DIRECTION:
Each entry needs to be restated exactly as written.

(Stored records)
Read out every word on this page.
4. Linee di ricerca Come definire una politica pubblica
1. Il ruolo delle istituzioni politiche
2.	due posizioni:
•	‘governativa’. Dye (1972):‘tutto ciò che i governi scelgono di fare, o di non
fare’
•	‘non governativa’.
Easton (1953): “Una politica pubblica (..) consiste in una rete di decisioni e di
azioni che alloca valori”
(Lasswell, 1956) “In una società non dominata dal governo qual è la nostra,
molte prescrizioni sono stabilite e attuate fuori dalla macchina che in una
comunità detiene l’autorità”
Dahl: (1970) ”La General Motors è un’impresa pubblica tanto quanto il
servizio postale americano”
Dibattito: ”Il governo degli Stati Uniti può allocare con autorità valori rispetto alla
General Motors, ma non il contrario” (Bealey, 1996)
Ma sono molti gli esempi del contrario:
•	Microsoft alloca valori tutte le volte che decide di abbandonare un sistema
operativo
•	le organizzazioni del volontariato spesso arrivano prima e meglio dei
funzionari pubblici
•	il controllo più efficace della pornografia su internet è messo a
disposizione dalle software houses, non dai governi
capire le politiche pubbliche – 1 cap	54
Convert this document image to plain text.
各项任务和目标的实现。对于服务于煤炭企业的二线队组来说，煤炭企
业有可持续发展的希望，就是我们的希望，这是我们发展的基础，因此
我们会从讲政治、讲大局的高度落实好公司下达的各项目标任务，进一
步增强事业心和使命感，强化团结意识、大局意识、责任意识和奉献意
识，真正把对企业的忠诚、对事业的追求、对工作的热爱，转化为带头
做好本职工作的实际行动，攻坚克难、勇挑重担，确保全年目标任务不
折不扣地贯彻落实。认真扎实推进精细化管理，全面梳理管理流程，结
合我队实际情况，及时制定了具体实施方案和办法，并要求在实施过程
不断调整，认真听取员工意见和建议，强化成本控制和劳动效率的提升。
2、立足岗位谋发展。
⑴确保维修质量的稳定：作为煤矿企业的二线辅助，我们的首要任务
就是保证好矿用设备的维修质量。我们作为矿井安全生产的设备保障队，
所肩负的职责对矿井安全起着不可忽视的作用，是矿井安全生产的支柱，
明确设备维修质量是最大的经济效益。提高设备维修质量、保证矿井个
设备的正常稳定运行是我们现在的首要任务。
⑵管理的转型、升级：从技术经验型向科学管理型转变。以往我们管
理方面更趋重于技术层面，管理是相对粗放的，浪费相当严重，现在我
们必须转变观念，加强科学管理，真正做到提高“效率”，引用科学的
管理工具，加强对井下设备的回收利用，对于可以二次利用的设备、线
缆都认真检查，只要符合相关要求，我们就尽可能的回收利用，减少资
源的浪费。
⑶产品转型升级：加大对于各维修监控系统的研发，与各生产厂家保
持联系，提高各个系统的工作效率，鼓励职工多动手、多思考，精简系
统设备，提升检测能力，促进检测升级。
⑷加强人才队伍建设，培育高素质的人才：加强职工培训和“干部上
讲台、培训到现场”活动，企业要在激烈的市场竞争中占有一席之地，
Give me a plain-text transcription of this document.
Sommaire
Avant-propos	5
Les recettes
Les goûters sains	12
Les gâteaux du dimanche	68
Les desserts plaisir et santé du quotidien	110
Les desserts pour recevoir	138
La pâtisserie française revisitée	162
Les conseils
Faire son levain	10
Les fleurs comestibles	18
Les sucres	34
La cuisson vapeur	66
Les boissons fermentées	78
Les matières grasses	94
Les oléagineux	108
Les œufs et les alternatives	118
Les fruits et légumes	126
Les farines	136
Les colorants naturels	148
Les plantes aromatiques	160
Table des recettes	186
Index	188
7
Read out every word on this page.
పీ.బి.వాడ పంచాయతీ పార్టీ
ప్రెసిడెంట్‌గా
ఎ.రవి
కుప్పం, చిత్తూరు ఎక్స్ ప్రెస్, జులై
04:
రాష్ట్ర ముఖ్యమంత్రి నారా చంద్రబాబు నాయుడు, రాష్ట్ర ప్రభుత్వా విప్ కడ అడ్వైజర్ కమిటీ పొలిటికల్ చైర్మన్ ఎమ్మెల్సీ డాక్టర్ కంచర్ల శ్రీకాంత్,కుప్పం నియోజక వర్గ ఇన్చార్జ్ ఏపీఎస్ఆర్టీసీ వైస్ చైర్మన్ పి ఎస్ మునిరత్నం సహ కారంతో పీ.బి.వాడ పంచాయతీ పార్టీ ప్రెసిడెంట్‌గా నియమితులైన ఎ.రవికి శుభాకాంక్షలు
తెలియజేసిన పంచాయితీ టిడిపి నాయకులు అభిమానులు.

THE SOLUTION:
Read out every word on this page.
4. Linee di ricerca Come definire una politica pubblica
1. Il ruolo delle istituzioni politiche
2.	due posizioni:
•	‘governativa’. Dye (1972):‘tutto ciò che i governi scelgono di fare, o di non
fare’
•	‘non governativa’.
Easton (1953): “Una politica pubblica (..) consiste in una rete di decisioni e di
azioni che alloca valori”
(Lasswell, 1956) “In una società non dominata dal governo qual è la nostra,
molte prescrizioni sono stabilite e attuate fuori dalla macchina che in una
comunità detiene l’autorità”
Dahl: (1970) ”La General Motors è un’impresa pubblica tanto quanto il
servizio postale americano”
Dibattito: ”Il governo degli Stati Uniti può allocare con autorità valori rispetto alla
General Motors, ma non il contrario” (Bealey, 1996)
Ma sono molti gli esempi del contrario:
•	Microsoft alloca valori tutte le volte che decide di abbandonare un sistema
operativo
•	le organizzazioni del volontariato spesso arrivano prima e meglio dei
funzionari pubblici
•	il controllo più efficace della pornografia su internet è messo a
disposizione dalle software houses, non dai governi
capire le politiche pubbliche – 1 cap	54
Convert this document image to plain text.
各项任务和目标的实现。对于服务于煤炭企业的二线队组来说，煤炭企
业有可持续发展的希望，就是我们的希望，这是我们发展的基础，因此
我们会从讲政治、讲大局的高度落实好公司下达的各项目标任务，进一
步增强事业心和使命感，强化团结意识、大局意识、责任意识和奉献意
识，真正把对企业的忠诚、对事业的追求、对工作的热爱，转化为带头
做好本职工作的实际行动，攻坚克难、勇挑重担，确保全年目标任务不
折不扣地贯彻落实。认真扎实推进精细化管理，全面梳理管理流程，结
合我队实际情况，及时制定了具体实施方案和办法，并要求在实施过程
不断调整，认真听取员工意见和建议，强化成本控制和劳动效率的提升。
2、立足岗位谋发展。
⑴确保维修质量的稳定：作为煤矿企业的二线辅助，我们的首要任务
就是保证好矿用设备的维修质量。我们作为矿井安全生产的设备保障队，
所肩负的职责对矿井安全起着不可忽视的作用，是矿井安全生产的支柱，
明确设备维修质量是最大的经济效益。提高设备维修质量、保证矿井个
设备的正常稳定运行是我们现在的首要任务。
⑵管理的转型、升级：从技术经验型向科学管理型转变。以往我们管
理方面更趋重于技术层面，管理是相对粗放的，浪费相当严重，现在我
们必须转变观念，加强科学管理，真正做到提高“效率”，引用科学的
管理工具，加强对井下设备的回收利用，对于可以二次利用的设备、线
缆都认真检查，只要符合相关要求，我们就尽可能的回收利用，减少资
源的浪费。
⑶产品转型升级：加大对于各维修监控系统的研发，与各生产厂家保
持联系，提高各个系统的工作效率，鼓励职工多动手、多思考，精简系
统设备，提升检测能力，促进检测升级。
⑷加强人才队伍建设，培育高素质的人才：加强职工培训和“干部上
讲台、培训到现场”活动，企业要在激烈的市场竞争中占有一席之地，
Give me a plain-text transcription of this document.
Sommaire
Avant-propos	5
Les recettes
Les goûters sains	12
Les gâteaux du dimanche	68
Les desserts plaisir et santé du quotidien	110
Les desserts pour recevoir	138
La pâtisserie française revisitée	162
Les conseils
Faire son levain	10
Les fleurs comestibles	18
Les sucres	34
La cuisson vapeur	66
Les boissons fermentées	78
Les matières grasses	94
Les oléagineux	108
Les œufs et les alternatives	118
Les fruits et légumes	126
Les farines	136
Les colorants naturels	148
Les plantes aromatiques	160
Table des recettes	186
Index	188
7
Read out every word on this page.
పీ.బి.వాడ పంచాయతీ పార్టీ
ప్రెసిడెంట్‌గా
ఎ.రవి
కుప్పం, చిత్తూరు ఎక్స్ ప్రెస్, జులై
04:
రాష్ట్ర ముఖ్యమంత్రి నారా చంద్రబాబు నాయుడు, రాష్ట్ర ప్రభుత్వా విప్ కడ అడ్వైజర్ కమిటీ పొలిటికల్ చైర్మన్ ఎమ్మెల్సీ డాక్టర్ కంచర్ల శ్రీకాంత్,కుప్పం నియోజక వర్గ ఇన్చార్జ్ ఏపీఎస్ఆర్టీసీ వైస్ చైర్మన్ పి ఎస్ మునిరత్నం సహ కారంతో పీ.బి.వాడ పంచాయతీ పార్టీ ప్రెసిడెంట్‌గా నియమితులైన ఎ.రవికి శుభాకాంక్షలు
తెలియజేసిన పంచాయితీ టిడిపి నాయకులు అభిమానులు.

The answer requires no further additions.